* _GIVEN EXERCISE_: Copy out the material below in full, but not its images.

# Start of RECORDS FOR PROCESSING

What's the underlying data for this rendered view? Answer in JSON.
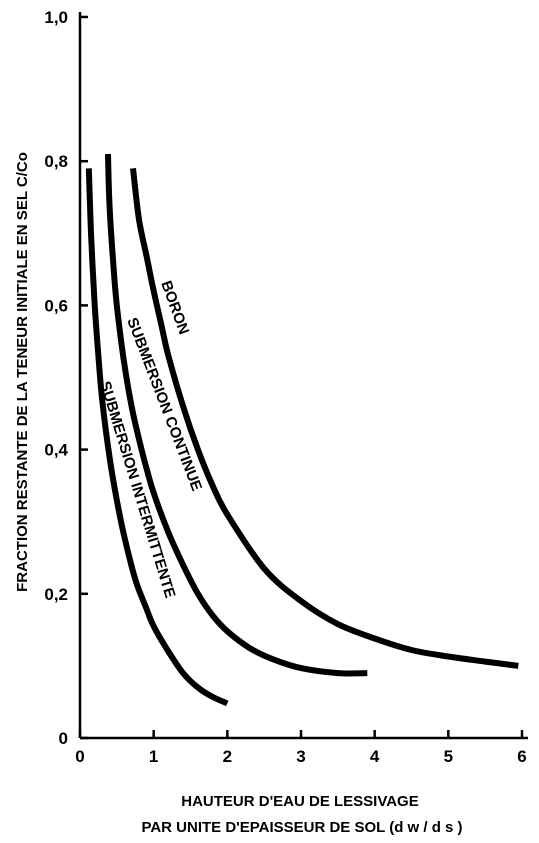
{
  "chart_data": {
    "type": "line",
    "xlabel_lines": [
      "HAUTEUR D'EAU DE LESSIVAGE",
      "PAR UNITE D'EPAISSEUR DE SOL (d w / d s )"
    ],
    "ylabel": "FRACTION RESTANTE DE LA TENEUR INITIALE EN SEL C/Co",
    "xlim": [
      0,
      6
    ],
    "ylim": [
      0,
      1.0
    ],
    "x_ticks": [
      "0",
      "1",
      "2",
      "3",
      "4",
      "5",
      "6"
    ],
    "y_ticks": [
      "0",
      "0,2",
      "0,4",
      "0,6",
      "0,8",
      "1,0"
    ],
    "grid": false,
    "series": [
      {
        "name": "SUBMERSION INTERMITTENTE",
        "x": [
          0.12,
          0.15,
          0.2,
          0.25,
          0.3,
          0.4,
          0.5,
          0.6,
          0.75,
          0.9,
          1.0,
          1.2,
          1.4,
          1.6,
          1.8,
          2.0
        ],
        "y": [
          0.79,
          0.7,
          0.6,
          0.53,
          0.47,
          0.39,
          0.33,
          0.28,
          0.22,
          0.18,
          0.155,
          0.12,
          0.09,
          0.07,
          0.057,
          0.048
        ]
      },
      {
        "name": "SUBMERSION CONTINUE",
        "x": [
          0.38,
          0.4,
          0.45,
          0.5,
          0.6,
          0.7,
          0.8,
          0.9,
          1.0,
          1.2,
          1.4,
          1.6,
          1.8,
          2.0,
          2.3,
          2.6,
          3.0,
          3.5,
          3.9
        ],
        "y": [
          0.81,
          0.74,
          0.66,
          0.6,
          0.52,
          0.46,
          0.415,
          0.375,
          0.34,
          0.285,
          0.24,
          0.2,
          0.17,
          0.148,
          0.125,
          0.11,
          0.097,
          0.09,
          0.09
        ]
      },
      {
        "name": "BORON",
        "x": [
          0.72,
          0.8,
          0.9,
          1.0,
          1.1,
          1.2,
          1.4,
          1.6,
          1.8,
          2.0,
          2.5,
          3.0,
          3.5,
          4.0,
          4.5,
          5.0,
          5.5,
          5.95
        ],
        "y": [
          0.79,
          0.72,
          0.67,
          0.62,
          0.575,
          0.53,
          0.46,
          0.4,
          0.35,
          0.31,
          0.235,
          0.19,
          0.158,
          0.138,
          0.122,
          0.113,
          0.106,
          0.1
        ]
      }
    ]
  }
}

# End of RECORDS FOR PROCESSING

* _ANSWER TO THIS PROBLEM_:
What's the underlying data for this rendered view? Answer in JSON.
{
  "chart_data": {
    "type": "line",
    "xlabel_lines": [
      "HAUTEUR D'EAU DE LESSIVAGE",
      "PAR UNITE D'EPAISSEUR DE SOL (d w / d s )"
    ],
    "ylabel": "FRACTION RESTANTE DE LA TENEUR INITIALE EN SEL C/Co",
    "xlim": [
      0,
      6
    ],
    "ylim": [
      0,
      1.0
    ],
    "x_ticks": [
      "0",
      "1",
      "2",
      "3",
      "4",
      "5",
      "6"
    ],
    "y_ticks": [
      "0",
      "0,2",
      "0,4",
      "0,6",
      "0,8",
      "1,0"
    ],
    "grid": false,
    "series": [
      {
        "name": "SUBMERSION INTERMITTENTE",
        "x": [
          0.12,
          0.15,
          0.2,
          0.25,
          0.3,
          0.4,
          0.5,
          0.6,
          0.75,
          0.9,
          1.0,
          1.2,
          1.4,
          1.6,
          1.8,
          2.0
        ],
        "y": [
          0.79,
          0.7,
          0.6,
          0.53,
          0.47,
          0.39,
          0.33,
          0.28,
          0.22,
          0.18,
          0.155,
          0.12,
          0.09,
          0.07,
          0.057,
          0.048
        ]
      },
      {
        "name": "SUBMERSION CONTINUE",
        "x": [
          0.38,
          0.4,
          0.45,
          0.5,
          0.6,
          0.7,
          0.8,
          0.9,
          1.0,
          1.2,
          1.4,
          1.6,
          1.8,
          2.0,
          2.3,
          2.6,
          3.0,
          3.5,
          3.9
        ],
        "y": [
          0.81,
          0.74,
          0.66,
          0.6,
          0.52,
          0.46,
          0.415,
          0.375,
          0.34,
          0.285,
          0.24,
          0.2,
          0.17,
          0.148,
          0.125,
          0.11,
          0.097,
          0.09,
          0.09
        ]
      },
      {
        "name": "BORON",
        "x": [
          0.72,
          0.8,
          0.9,
          1.0,
          1.1,
          1.2,
          1.4,
          1.6,
          1.8,
          2.0,
          2.5,
          3.0,
          3.5,
          4.0,
          4.5,
          5.0,
          5.5,
          5.95
        ],
        "y": [
          0.79,
          0.72,
          0.67,
          0.62,
          0.575,
          0.53,
          0.46,
          0.4,
          0.35,
          0.31,
          0.235,
          0.19,
          0.158,
          0.138,
          0.122,
          0.113,
          0.106,
          0.1
        ]
      }
    ]
  }
}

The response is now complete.